Text to read
****

Notes

Published on 2021-06-07

Table of Contents

Hello, is this thing on?

Hi, I’m back after 3 months of absolute silence. I hope you’re doing well despite these trying times.

Yet another new writing platform, really?

Look, I really did believe Writefreely will be the end of it all but sadly, I ended up having mixed opinions about it.

This weekend, I found out that the entire thing broke on its own and locked me out of my own drafts because of an update which adds OAuth functionality, fun.

It lacks a lot of things that I consider good software require, most notably, in this case: any form of update guides.

Seriously though, I thought that this software would allow me to write stuff quickly but in reality, it doesn’t.

Back to Emacs, then

Recently, I’m back to Emacs with org-mode. However, unlike before, I’m actually using something built-into org-mode rather than using something like Hugo/Jekyll which has sub-par support.

Honestly, I feel dumb for not discovering thing much much earlier but only a couple hours ago, I discovered ox-publish.el which adds website publishing functionality to Org!

I just finished setting stuff up and migrated my old posts from the awful Writefreely instance of this thing. While I was considering migrating posts from my old blog, I decided not to mainly because it’ll be a chore making it ‘look’ the same.

General updates

I’ve been really busy these past months and will be busy for the next couple more months with personal stuff.

However, I should have more free time in a couple of weeks which should allow me to have much more intimate writing sessions and overall more time for personal development.

Writing Bucket list: Nix

I always been considering writing a blog post about Nix, the package manager which utilizes the purely functional deployment model.

However, I don’t think I’m experienced enough with Nix to be writing posts about it, especially considering its intimate situation of lacking major documentation.

Some people may think that I should still write about it but I want to write something extensive and in-depth about it because it truly deserves the attention and care.

****

Data provided
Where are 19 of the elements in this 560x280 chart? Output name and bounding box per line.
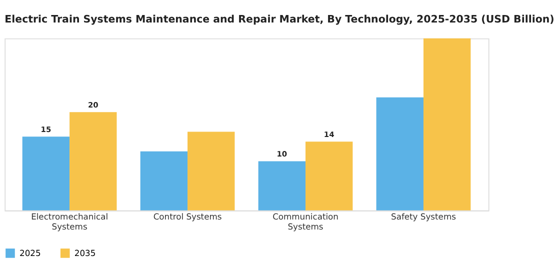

****

Written tasks
A) Give a two-sentence summary of the blog post.
B) Output, word for word, the portion of the blog post between "Back to Emacs, then" and "functionality to Org!", inclusive.

Solutions to the problems
A) After three months of silence, the author explains abandoning Writefreely, which broke after an update adding OAuth functionality, locked them out of their drafts, and offered no update guides, in favor of Emacs with org-mode and its built-in ox-publish.el, to which their old posts from the Writefreely instance were migrated. The author also reports being busy with personal matters, expects more free time in a couple of weeks, and hopes to write an extensive, in-depth post about Nix but does not yet feel experienced enough with it.

B)
Back to Emacs, then

Recently, I’m back to Emacs with org-mode. However, unlike before, I’m actually using something built-into org-mode rather than using something like Hugo/Jekyll which has sub-par support.

Honestly, I feel dumb for not discovering thing much much earlier but only a couple hours ago, I discovered ox-publish.el which adds website publishing functionality to Org!